→ Aim of the exercise
Switch "Circle" to "Oval" in the listing lines starting at "Text: Fan: Fan <box>800 178 819 188</box>" and ending at "Circle shape <box>59 782 81 804</box>". Return only those lines, with everything else left as it is.

[Element boundary listing]
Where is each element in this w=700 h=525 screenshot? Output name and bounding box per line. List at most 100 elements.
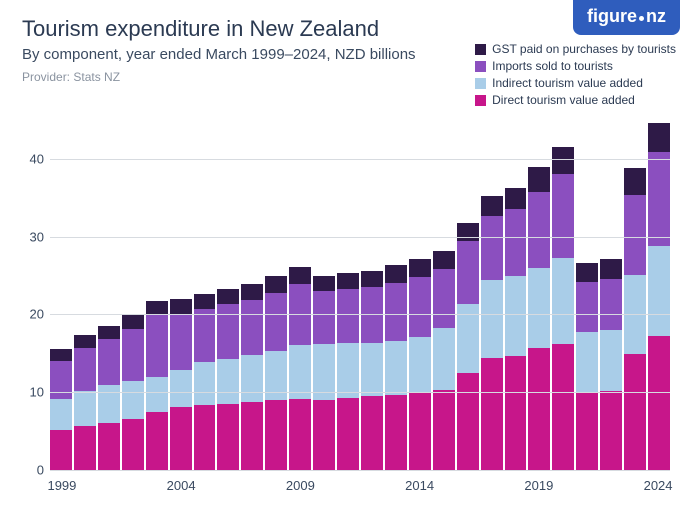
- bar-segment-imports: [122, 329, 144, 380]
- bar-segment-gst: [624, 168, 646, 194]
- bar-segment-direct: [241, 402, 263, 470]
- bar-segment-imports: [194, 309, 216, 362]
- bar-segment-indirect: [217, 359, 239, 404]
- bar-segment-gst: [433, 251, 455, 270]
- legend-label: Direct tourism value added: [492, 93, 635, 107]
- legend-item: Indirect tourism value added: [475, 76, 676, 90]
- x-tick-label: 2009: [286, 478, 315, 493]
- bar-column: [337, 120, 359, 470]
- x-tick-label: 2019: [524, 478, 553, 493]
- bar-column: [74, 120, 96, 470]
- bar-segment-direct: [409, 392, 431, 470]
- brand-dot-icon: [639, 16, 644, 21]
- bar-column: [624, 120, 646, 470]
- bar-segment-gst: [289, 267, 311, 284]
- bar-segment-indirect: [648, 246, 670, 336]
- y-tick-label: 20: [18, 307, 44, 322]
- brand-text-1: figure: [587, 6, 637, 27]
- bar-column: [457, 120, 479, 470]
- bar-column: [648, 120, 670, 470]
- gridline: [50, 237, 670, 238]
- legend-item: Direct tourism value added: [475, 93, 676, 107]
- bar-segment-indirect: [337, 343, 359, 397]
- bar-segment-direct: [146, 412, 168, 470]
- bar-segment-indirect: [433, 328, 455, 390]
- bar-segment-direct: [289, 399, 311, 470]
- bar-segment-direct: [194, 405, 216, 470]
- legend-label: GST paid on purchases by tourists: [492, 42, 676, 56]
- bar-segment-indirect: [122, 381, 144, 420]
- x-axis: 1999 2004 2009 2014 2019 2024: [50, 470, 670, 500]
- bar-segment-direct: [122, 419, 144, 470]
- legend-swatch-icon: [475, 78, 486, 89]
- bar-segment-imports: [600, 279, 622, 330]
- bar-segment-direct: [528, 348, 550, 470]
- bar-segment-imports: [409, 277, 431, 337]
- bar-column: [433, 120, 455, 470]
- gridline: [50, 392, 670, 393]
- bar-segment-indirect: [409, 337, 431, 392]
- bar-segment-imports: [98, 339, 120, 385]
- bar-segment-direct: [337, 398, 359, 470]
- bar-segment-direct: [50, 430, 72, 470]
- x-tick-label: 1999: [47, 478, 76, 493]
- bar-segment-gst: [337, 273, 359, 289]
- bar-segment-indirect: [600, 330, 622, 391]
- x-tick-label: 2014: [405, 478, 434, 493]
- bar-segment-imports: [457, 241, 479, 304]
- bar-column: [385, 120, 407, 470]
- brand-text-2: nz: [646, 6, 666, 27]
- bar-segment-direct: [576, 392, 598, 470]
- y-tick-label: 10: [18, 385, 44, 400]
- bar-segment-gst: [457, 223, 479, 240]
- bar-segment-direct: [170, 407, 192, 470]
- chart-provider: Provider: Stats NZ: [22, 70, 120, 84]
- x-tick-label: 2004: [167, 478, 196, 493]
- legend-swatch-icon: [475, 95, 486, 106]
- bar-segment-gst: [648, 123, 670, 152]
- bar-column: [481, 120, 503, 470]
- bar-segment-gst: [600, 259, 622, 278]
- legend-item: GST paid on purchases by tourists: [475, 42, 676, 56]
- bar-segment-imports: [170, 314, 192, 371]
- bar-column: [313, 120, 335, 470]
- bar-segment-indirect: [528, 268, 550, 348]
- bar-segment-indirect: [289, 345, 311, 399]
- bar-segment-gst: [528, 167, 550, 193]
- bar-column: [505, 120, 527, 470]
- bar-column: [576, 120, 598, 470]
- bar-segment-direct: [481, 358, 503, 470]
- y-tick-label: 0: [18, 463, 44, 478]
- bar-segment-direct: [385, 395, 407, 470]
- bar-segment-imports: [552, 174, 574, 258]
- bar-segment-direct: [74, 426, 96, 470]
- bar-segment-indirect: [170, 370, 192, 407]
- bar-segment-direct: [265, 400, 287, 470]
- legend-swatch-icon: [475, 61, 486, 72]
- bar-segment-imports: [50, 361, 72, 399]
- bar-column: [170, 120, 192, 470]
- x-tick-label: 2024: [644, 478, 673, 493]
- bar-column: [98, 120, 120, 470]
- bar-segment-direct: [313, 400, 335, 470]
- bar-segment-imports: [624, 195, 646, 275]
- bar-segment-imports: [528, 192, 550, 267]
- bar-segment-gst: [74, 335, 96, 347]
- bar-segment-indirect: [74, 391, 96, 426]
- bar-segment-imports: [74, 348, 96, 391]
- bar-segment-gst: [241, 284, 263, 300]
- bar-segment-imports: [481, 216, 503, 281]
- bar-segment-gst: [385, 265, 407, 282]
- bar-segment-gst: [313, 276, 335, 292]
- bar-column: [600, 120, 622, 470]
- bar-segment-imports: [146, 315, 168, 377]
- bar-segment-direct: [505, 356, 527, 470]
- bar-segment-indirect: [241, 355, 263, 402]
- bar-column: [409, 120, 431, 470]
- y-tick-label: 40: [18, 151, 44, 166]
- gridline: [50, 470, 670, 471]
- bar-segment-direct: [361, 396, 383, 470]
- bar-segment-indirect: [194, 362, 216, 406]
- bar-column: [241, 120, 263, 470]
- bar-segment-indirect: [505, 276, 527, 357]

* * *

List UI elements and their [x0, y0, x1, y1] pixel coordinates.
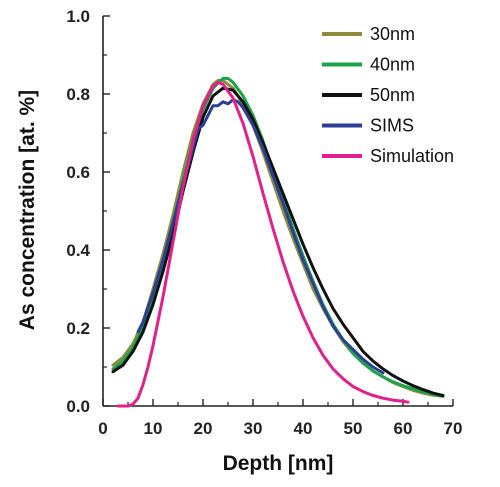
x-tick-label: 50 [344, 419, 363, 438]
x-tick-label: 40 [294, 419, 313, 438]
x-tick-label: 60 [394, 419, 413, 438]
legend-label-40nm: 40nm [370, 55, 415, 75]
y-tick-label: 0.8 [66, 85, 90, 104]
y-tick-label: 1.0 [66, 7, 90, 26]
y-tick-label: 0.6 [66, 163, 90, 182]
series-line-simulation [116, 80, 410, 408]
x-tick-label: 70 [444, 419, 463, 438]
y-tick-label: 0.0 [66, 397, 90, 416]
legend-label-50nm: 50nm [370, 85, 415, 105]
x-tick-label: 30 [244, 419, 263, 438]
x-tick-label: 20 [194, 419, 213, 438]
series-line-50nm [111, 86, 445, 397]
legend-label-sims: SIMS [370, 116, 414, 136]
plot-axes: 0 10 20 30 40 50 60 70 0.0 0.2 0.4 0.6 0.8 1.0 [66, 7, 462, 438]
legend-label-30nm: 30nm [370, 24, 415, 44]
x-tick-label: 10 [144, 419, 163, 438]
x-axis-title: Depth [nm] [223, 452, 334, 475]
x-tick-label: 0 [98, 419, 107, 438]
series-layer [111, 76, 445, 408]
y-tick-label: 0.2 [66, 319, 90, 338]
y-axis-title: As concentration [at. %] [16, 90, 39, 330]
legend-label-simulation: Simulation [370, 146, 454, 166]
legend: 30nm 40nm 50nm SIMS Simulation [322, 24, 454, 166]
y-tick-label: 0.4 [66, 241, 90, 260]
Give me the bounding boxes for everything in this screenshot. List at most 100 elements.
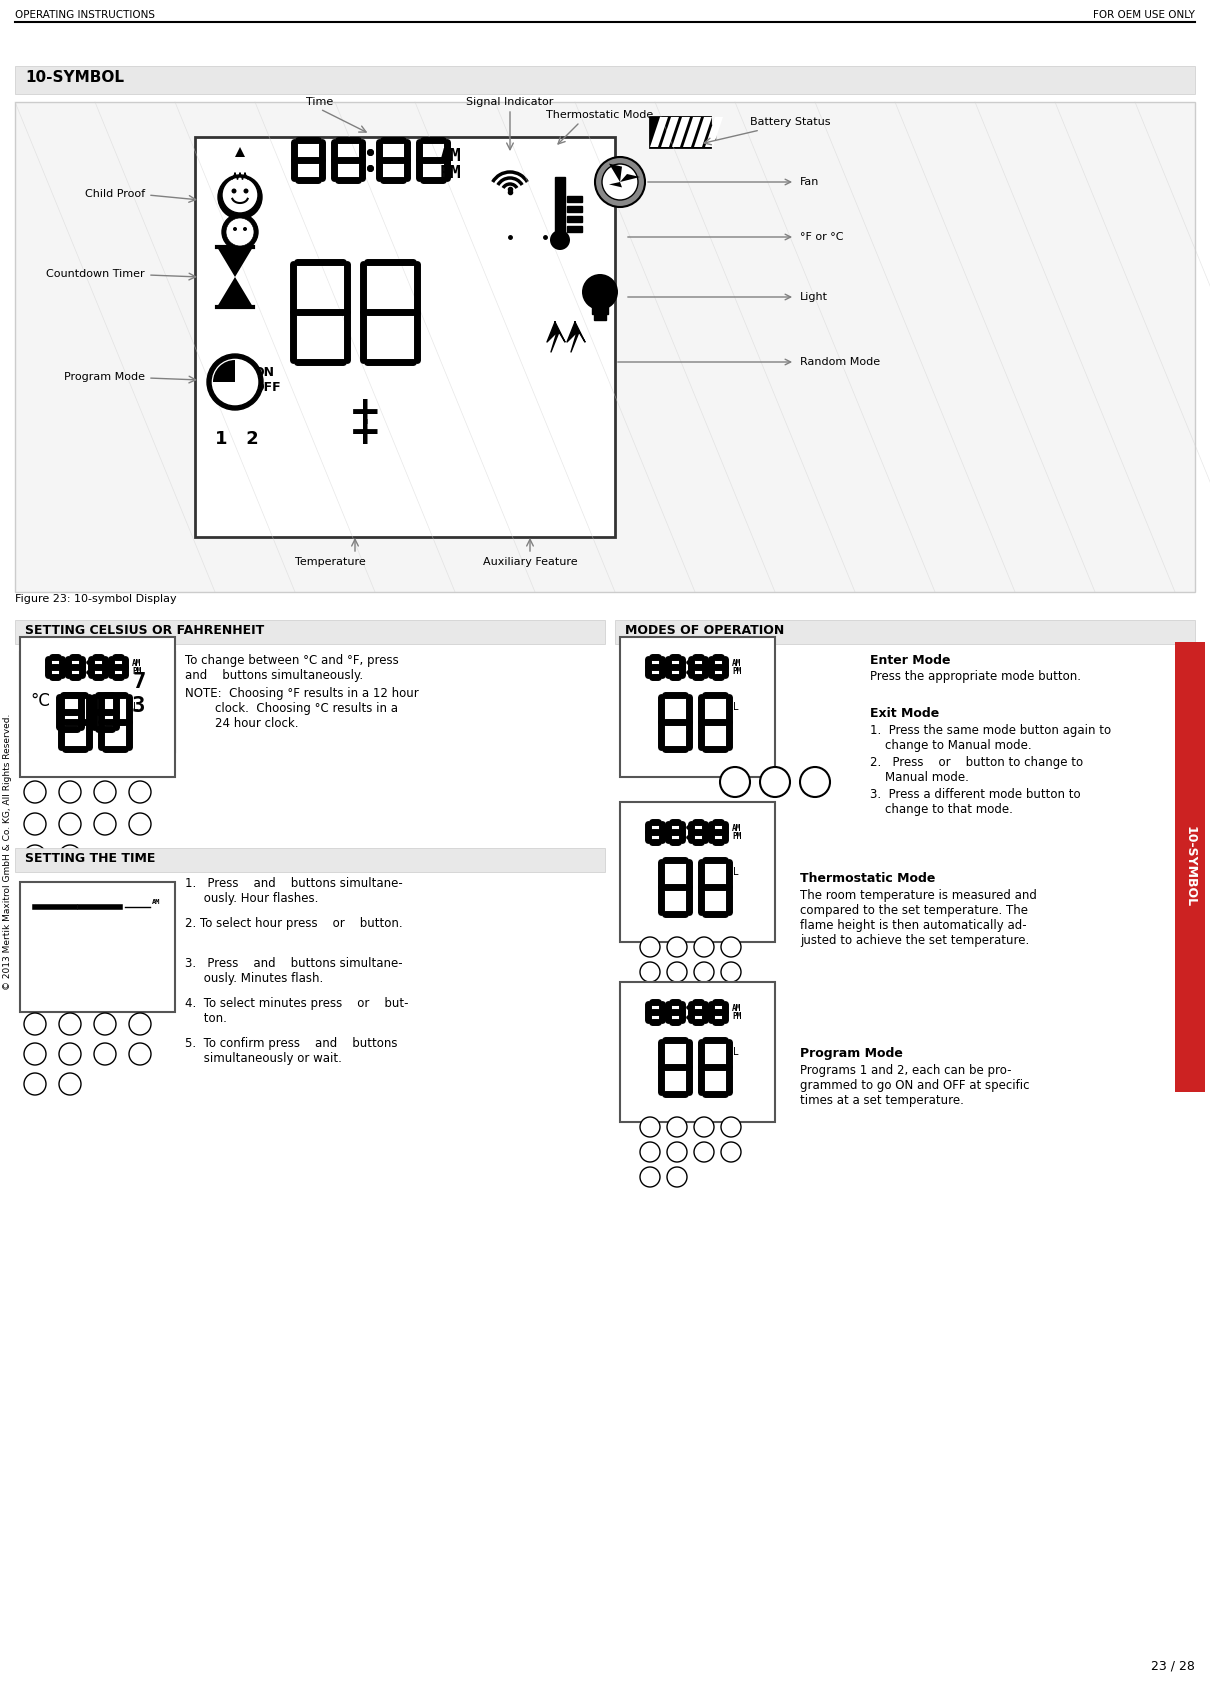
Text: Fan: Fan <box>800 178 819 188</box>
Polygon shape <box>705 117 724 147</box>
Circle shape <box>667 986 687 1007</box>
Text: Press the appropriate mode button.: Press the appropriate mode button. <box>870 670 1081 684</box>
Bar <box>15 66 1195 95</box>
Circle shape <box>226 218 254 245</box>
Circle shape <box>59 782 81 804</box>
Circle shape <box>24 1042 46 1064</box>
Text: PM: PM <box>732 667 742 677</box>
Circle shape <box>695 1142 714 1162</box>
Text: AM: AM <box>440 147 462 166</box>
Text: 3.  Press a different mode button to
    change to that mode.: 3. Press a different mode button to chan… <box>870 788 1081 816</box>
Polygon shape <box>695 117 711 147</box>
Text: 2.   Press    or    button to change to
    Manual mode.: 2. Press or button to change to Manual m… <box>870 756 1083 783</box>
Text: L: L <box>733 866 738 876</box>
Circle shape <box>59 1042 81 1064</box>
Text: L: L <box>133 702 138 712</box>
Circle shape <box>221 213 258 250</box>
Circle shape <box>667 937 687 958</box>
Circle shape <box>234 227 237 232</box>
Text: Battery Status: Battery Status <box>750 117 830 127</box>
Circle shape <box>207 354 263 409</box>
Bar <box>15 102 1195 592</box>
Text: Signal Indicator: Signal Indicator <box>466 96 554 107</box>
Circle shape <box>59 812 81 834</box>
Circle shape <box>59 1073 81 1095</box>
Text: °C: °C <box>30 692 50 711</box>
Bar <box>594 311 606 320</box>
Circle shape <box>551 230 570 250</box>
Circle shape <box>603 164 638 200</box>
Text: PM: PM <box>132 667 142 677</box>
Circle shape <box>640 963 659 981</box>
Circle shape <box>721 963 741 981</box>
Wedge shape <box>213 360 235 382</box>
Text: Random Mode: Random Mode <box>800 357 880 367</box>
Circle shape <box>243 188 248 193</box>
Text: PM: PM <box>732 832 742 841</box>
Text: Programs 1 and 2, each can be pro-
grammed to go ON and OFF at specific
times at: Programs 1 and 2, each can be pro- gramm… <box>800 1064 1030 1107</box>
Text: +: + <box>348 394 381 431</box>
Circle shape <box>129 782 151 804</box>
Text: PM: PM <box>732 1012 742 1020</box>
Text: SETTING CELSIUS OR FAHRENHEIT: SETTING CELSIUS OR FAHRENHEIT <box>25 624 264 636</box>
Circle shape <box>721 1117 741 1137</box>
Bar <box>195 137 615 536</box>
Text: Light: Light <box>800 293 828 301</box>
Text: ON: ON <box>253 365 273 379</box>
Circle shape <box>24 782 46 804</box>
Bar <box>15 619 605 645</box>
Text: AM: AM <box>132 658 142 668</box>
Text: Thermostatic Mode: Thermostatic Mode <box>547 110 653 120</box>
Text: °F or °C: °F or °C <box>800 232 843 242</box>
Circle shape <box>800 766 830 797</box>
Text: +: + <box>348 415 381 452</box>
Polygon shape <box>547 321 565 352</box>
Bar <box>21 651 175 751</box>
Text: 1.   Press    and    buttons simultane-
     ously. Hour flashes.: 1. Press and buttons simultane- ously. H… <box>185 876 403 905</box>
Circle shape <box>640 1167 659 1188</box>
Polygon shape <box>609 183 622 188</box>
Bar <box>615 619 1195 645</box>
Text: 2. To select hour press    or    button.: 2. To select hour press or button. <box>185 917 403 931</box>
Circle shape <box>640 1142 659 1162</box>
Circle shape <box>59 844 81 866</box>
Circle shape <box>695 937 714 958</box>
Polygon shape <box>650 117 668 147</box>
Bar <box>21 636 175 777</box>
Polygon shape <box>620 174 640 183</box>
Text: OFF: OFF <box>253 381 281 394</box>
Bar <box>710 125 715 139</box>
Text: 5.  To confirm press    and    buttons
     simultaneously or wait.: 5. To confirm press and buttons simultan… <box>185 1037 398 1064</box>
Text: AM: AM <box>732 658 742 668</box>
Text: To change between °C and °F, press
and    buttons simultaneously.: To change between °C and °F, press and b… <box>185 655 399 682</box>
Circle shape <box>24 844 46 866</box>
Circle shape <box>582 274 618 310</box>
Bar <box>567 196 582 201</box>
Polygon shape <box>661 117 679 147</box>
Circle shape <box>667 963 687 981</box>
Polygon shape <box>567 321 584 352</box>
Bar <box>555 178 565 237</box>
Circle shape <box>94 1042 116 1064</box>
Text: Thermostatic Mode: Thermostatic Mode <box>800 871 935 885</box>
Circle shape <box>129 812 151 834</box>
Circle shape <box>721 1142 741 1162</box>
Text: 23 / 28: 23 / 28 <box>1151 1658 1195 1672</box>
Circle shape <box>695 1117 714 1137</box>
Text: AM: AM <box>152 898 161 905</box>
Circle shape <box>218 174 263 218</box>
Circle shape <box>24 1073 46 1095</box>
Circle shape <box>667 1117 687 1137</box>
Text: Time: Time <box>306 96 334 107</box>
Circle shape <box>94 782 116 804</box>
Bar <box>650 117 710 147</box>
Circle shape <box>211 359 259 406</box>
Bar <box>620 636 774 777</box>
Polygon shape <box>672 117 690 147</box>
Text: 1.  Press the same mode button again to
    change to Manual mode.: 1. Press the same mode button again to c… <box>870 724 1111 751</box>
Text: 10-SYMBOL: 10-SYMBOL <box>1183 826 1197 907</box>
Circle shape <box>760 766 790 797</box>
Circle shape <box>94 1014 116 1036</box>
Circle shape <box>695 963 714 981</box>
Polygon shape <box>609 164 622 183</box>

→ Correct response
Text: Fan: Fan <box>800 178 819 188</box>
Polygon shape <box>705 117 724 147</box>
Oval shape <box>667 986 687 1007</box>
Text: Press the appropriate mode button.: Press the appropriate mode button. <box>870 670 1081 684</box>
Bar <box>15 66 1195 95</box>
Oval shape <box>226 218 254 245</box>
Oval shape <box>59 782 81 804</box>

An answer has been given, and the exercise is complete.